What is needed: Will you print the material below without altering a single character?
--- START Rows ---
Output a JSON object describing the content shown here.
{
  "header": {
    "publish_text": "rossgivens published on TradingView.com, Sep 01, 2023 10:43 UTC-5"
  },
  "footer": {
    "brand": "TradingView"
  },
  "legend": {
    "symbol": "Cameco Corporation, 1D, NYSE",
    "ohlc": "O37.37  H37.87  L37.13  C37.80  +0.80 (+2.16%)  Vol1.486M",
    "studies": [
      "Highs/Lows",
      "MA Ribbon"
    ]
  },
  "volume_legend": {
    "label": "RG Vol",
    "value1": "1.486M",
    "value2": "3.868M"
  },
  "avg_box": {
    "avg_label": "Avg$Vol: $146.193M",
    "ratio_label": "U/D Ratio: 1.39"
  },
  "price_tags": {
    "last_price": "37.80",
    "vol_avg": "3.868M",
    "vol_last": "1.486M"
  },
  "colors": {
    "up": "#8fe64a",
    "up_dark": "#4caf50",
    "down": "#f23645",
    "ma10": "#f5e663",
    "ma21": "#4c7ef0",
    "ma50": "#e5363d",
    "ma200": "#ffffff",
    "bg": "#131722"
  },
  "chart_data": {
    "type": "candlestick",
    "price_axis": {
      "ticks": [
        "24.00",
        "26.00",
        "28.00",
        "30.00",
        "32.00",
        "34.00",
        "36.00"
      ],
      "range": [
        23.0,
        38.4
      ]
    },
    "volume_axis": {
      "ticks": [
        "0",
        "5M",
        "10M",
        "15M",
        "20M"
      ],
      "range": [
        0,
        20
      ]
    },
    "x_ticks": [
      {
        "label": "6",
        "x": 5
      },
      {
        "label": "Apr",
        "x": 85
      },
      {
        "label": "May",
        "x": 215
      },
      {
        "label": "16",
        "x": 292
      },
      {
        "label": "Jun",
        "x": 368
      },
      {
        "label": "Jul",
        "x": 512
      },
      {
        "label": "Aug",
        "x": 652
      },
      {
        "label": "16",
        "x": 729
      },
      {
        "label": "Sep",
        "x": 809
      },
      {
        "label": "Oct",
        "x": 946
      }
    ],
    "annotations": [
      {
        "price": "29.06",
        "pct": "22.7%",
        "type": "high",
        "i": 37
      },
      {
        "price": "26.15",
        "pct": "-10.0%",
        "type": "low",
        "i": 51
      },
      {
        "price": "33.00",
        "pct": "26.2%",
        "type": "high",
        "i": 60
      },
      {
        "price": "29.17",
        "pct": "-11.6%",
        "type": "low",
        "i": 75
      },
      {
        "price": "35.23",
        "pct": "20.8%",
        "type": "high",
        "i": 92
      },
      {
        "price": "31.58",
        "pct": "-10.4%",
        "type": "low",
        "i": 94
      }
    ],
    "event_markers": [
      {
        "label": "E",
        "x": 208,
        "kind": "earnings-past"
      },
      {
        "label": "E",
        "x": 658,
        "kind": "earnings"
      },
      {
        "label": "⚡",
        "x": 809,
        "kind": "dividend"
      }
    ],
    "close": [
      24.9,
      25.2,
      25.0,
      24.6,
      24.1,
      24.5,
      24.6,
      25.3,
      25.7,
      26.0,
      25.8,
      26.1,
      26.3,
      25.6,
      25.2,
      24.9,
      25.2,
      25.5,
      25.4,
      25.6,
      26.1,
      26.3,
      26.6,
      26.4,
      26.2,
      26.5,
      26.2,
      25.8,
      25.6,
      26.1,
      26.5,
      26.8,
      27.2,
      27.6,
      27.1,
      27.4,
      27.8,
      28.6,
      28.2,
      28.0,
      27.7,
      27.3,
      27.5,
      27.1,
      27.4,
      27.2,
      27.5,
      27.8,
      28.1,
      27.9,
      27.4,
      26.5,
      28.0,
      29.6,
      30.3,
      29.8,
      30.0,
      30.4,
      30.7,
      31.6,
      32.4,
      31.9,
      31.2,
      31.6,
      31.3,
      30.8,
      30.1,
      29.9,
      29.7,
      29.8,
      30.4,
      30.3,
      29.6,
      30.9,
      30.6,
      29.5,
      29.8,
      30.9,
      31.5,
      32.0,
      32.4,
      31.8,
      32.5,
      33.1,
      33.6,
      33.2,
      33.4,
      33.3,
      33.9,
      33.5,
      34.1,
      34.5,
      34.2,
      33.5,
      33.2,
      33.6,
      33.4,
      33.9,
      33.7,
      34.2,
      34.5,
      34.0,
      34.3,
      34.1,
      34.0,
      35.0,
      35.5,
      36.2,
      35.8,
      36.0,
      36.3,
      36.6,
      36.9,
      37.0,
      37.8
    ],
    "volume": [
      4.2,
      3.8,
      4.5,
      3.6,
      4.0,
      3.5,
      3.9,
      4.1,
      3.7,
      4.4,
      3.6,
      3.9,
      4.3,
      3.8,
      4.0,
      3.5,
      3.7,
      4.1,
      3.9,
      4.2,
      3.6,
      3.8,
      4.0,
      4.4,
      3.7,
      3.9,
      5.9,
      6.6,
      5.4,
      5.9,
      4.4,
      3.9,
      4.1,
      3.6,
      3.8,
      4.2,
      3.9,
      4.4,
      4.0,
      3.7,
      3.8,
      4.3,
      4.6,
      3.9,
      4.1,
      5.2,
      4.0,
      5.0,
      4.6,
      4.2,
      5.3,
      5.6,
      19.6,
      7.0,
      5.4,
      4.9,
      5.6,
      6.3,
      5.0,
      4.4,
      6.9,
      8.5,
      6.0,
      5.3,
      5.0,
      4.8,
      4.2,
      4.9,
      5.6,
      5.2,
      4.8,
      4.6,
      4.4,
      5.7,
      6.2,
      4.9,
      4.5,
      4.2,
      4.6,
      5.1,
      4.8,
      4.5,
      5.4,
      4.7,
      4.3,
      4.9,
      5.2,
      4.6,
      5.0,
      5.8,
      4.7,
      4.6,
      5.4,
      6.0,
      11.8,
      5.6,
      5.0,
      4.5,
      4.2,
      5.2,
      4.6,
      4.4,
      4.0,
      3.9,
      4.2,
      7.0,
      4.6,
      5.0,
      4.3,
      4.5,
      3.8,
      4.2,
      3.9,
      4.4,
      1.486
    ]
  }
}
--- END Rows ---
Correct output:
Output a JSON object describing the content shown here.
{
  "header": {
    "publish_text": "rossgivens published on TradingView.com, Sep 01, 2023 10:43 UTC-5"
  },
  "footer": {
    "brand": "TradingView"
  },
  "legend": {
    "symbol": "Cameco Corporation, 1D, NYSE",
    "ohlc": "O37.37  H37.87  L37.13  C37.80  +0.80 (+2.16%)  Vol1.486M",
    "studies": [
      "Highs/Lows",
      "MA Ribbon"
    ]
  },
  "volume_legend": {
    "label": "RG Vol",
    "value1": "1.486M",
    "value2": "3.868M"
  },
  "avg_box": {
    "avg_label": "Avg$Vol: $146.193M",
    "ratio_label": "U/D Ratio: 1.39"
  },
  "price_tags": {
    "last_price": "37.80",
    "vol_avg": "3.868M",
    "vol_last": "1.486M"
  },
  "colors": {
    "up": "#8fe64a",
    "up_dark": "#4caf50",
    "down": "#f23645",
    "ma10": "#f5e663",
    "ma21": "#4c7ef0",
    "ma50": "#e5363d",
    "ma200": "#ffffff",
    "bg": "#131722"
  },
  "chart_data": {
    "type": "candlestick",
    "price_axis": {
      "ticks": [
        "24.00",
        "26.00",
        "28.00",
        "30.00",
        "32.00",
        "34.00",
        "36.00"
      ],
      "range": [
        23.0,
        38.4
      ]
    },
    "volume_axis": {
      "ticks": [
        "0",
        "5M",
        "10M",
        "15M",
        "20M"
      ],
      "range": [
        0,
        20
      ]
    },
    "x_ticks": [
      {
        "label": "6",
        "x": 5
      },
      {
        "label": "Apr",
        "x": 85
      },
      {
        "label": "May",
        "x": 215
      },
      {
        "label": "16",
        "x": 292
      },
      {
        "label": "Jun",
        "x": 368
      },
      {
        "label": "Jul",
        "x": 512
      },
      {
        "label": "Aug",
        "x": 652
      },
      {
        "label": "16",
        "x": 729
      },
      {
        "label": "Sep",
        "x": 809
      },
      {
        "label": "Oct",
        "x": 946
      }
    ],
    "annotations": [
      {
        "price": "29.06",
        "pct": "22.7%",
        "type": "high",
        "i": 37
      },
      {
        "price": "26.15",
        "pct": "-10.0%",
        "type": "low",
        "i": 51
      },
      {
        "price": "33.00",
        "pct": "26.2%",
        "type": "high",
        "i": 60
      },
      {
        "price": "29.17",
        "pct": "-11.6%",
        "type": "low",
        "i": 75
      },
      {
        "price": "35.23",
        "pct": "20.8%",
        "type": "high",
        "i": 92
      },
      {
        "price": "31.58",
        "pct": "-10.4%",
        "type": "low",
        "i": 94
      }
    ],
    "event_markers": [
      {
        "label": "E",
        "x": 208,
        "kind": "earnings-past"
      },
      {
        "label": "E",
        "x": 658,
        "kind": "earnings"
      },
      {
        "label": "⚡",
        "x": 809,
        "kind": "dividend"
      }
    ],
    "close": [
      24.9,
      25.2,
      25.0,
      24.6,
      24.1,
      24.5,
      24.6,
      25.3,
      25.7,
      26.0,
      25.8,
      26.1,
      26.3,
      25.6,
      25.2,
      24.9,
      25.2,
      25.5,
      25.4,
      25.6,
      26.1,
      26.3,
      26.6,
      26.4,
      26.2,
      26.5,
      26.2,
      25.8,
      25.6,
      26.1,
      26.5,
      26.8,
      27.2,
      27.6,
      27.1,
      27.4,
      27.8,
      28.6,
      28.2,
      28.0,
      27.7,
      27.3,
      27.5,
      27.1,
      27.4,
      27.2,
      27.5,
      27.8,
      28.1,
      27.9,
      27.4,
      26.5,
      28.0,
      29.6,
      30.3,
      29.8,
      30.0,
      30.4,
      30.7,
      31.6,
      32.4,
      31.9,
      31.2,
      31.6,
      31.3,
      30.8,
      30.1,
      29.9,
      29.7,
      29.8,
      30.4,
      30.3,
      29.6,
      30.9,
      30.6,
      29.5,
      29.8,
      30.9,
      31.5,
      32.0,
      32.4,
      31.8,
      32.5,
      33.1,
      33.6,
      33.2,
      33.4,
      33.3,
      33.9,
      33.5,
      34.1,
      34.5,
      34.2,
      33.5,
      33.2,
      33.6,
      33.4,
      33.9,
      33.7,
      34.2,
      34.5,
      34.0,
      34.3,
      34.1,
      34.0,
      35.0,
      35.5,
      36.2,
      35.8,
      36.0,
      36.3,
      36.6,
      36.9,
      37.0,
      37.8
    ],
    "volume": [
      4.2,
      3.8,
      4.5,
      3.6,
      4.0,
      3.5,
      3.9,
      4.1,
      3.7,
      4.4,
      3.6,
      3.9,
      4.3,
      3.8,
      4.0,
      3.5,
      3.7,
      4.1,
      3.9,
      4.2,
      3.6,
      3.8,
      4.0,
      4.4,
      3.7,
      3.9,
      5.9,
      6.6,
      5.4,
      5.9,
      4.4,
      3.9,
      4.1,
      3.6,
      3.8,
      4.2,
      3.9,
      4.4,
      4.0,
      3.7,
      3.8,
      4.3,
      4.6,
      3.9,
      4.1,
      5.2,
      4.0,
      5.0,
      4.6,
      4.2,
      5.3,
      5.6,
      19.6,
      7.0,
      5.4,
      4.9,
      5.6,
      6.3,
      5.0,
      4.4,
      6.9,
      8.5,
      6.0,
      5.3,
      5.0,
      4.8,
      4.2,
      4.9,
      5.6,
      5.2,
      4.8,
      4.6,
      4.4,
      5.7,
      6.2,
      4.9,
      4.5,
      4.2,
      4.6,
      5.1,
      4.8,
      4.5,
      5.4,
      4.7,
      4.3,
      4.9,
      5.2,
      4.6,
      5.0,
      5.8,
      4.7,
      4.6,
      5.4,
      6.0,
      11.8,
      5.6,
      5.0,
      4.5,
      4.2,
      5.2,
      4.6,
      4.4,
      4.0,
      3.9,
      4.2,
      7.0,
      4.6,
      5.0,
      4.3,
      4.5,
      3.8,
      4.2,
      3.9,
      4.4,
      1.486
    ]
  }
}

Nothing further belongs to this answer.